— START Data section —

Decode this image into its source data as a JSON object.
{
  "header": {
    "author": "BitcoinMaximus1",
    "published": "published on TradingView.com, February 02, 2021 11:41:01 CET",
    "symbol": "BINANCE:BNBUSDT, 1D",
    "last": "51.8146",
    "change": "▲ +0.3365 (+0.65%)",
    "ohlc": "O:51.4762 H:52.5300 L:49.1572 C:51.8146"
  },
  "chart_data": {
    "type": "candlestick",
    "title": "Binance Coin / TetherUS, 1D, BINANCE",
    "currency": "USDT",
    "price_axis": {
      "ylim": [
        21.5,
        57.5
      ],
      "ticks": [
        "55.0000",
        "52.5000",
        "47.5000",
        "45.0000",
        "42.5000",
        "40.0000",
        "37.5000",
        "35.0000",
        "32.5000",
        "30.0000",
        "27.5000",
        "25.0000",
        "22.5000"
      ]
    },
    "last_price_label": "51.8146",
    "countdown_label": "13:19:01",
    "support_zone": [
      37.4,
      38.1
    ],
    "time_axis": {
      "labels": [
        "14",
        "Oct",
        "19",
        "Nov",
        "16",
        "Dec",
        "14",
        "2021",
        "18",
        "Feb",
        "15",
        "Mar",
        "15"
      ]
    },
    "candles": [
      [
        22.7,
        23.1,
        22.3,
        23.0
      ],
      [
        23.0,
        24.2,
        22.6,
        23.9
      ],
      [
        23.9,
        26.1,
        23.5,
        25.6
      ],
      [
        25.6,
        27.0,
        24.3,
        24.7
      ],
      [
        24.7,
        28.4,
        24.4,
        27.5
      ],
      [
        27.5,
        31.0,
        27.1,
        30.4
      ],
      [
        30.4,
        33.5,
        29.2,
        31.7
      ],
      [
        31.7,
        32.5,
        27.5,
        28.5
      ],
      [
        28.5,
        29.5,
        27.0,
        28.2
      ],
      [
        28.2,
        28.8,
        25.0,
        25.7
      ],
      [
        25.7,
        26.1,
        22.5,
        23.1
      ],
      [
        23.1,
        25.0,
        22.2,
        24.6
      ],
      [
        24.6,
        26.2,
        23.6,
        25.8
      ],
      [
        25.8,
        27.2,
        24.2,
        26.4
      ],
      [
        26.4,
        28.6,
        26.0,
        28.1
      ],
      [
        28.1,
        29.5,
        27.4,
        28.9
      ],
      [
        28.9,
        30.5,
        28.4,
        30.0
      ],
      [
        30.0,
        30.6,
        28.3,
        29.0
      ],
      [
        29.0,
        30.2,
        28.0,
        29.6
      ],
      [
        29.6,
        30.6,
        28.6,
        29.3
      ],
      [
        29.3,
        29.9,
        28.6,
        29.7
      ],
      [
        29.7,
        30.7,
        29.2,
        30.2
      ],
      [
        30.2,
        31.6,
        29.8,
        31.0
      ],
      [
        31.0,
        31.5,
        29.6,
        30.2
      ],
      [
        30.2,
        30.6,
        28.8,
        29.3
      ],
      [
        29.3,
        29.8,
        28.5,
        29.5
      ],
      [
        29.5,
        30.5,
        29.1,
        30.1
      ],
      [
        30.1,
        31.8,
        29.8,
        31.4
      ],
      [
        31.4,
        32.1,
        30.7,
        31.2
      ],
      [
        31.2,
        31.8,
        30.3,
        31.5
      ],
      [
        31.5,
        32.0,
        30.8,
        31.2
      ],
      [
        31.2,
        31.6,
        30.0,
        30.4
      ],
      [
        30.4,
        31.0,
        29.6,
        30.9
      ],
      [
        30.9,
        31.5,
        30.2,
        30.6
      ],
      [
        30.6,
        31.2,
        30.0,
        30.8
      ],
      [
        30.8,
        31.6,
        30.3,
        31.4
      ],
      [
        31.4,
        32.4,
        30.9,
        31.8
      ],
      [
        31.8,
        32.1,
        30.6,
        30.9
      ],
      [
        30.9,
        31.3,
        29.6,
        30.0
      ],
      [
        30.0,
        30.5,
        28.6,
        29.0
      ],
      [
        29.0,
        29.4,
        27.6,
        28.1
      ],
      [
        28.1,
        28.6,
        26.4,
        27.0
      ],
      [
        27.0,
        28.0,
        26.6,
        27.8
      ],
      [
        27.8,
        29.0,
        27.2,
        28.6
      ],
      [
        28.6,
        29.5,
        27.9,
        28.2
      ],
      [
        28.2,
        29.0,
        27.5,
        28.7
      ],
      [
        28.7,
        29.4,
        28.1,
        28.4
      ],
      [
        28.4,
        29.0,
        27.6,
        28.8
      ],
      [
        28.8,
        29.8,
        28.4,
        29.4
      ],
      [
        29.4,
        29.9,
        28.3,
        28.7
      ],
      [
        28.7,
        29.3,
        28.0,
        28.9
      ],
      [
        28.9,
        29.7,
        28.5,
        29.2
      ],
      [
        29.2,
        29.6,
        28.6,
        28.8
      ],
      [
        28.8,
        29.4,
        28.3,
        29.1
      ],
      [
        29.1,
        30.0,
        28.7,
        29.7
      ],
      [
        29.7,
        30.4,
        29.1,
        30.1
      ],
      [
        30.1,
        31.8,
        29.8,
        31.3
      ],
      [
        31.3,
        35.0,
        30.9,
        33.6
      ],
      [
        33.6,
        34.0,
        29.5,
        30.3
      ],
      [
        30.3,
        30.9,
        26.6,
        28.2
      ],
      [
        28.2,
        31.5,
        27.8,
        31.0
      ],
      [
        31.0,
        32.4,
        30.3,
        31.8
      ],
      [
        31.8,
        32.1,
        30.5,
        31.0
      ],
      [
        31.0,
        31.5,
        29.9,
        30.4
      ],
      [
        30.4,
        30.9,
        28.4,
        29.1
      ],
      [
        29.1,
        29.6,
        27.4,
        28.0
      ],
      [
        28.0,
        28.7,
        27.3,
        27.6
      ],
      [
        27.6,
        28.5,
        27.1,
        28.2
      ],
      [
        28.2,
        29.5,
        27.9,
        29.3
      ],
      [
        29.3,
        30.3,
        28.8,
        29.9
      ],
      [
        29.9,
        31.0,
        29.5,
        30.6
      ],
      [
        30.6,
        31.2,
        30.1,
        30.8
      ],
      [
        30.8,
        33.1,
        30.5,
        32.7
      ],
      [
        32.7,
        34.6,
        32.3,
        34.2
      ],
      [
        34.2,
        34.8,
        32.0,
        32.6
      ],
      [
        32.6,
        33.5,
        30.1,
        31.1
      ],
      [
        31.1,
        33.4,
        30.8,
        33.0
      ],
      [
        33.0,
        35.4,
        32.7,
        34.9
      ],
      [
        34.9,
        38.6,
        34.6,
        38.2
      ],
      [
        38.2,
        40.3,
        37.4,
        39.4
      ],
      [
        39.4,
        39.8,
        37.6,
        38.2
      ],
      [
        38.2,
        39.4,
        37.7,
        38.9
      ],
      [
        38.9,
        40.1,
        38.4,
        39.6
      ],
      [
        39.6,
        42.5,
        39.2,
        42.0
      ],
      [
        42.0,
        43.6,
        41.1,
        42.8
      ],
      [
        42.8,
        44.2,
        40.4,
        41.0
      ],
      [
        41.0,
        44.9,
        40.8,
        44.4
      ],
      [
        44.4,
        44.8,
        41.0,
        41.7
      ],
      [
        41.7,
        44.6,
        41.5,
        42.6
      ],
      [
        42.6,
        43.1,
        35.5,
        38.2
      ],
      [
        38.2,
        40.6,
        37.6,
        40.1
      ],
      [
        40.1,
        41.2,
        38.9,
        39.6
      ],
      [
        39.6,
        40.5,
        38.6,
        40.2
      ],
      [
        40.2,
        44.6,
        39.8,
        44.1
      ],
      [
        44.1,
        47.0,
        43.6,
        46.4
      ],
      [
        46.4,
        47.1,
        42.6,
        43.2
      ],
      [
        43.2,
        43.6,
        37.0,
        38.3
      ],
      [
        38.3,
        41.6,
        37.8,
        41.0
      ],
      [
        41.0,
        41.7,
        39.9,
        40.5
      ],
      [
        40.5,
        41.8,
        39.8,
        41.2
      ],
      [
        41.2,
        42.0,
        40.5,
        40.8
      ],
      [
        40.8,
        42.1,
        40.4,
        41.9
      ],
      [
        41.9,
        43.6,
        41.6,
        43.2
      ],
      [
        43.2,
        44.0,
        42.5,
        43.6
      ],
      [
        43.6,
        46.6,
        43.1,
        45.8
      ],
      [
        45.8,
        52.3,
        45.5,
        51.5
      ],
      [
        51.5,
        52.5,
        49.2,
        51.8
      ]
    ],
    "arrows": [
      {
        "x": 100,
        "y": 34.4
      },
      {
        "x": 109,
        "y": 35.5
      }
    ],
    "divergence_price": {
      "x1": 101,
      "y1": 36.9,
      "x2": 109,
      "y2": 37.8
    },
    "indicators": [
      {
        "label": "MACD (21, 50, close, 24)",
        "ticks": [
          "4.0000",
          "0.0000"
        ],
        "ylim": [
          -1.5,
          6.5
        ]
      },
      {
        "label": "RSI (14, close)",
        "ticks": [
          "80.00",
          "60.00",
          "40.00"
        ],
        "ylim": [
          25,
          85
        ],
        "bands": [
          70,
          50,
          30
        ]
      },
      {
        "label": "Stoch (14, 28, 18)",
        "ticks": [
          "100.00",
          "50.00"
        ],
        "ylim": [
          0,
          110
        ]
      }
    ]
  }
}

— END Data section —

### Exercise objective
Only lines with the word "close" should be collected from the material.

### Written answer
        "label": "MACD (21, 50, close, 24)",
        "label": "RSI (14, close)",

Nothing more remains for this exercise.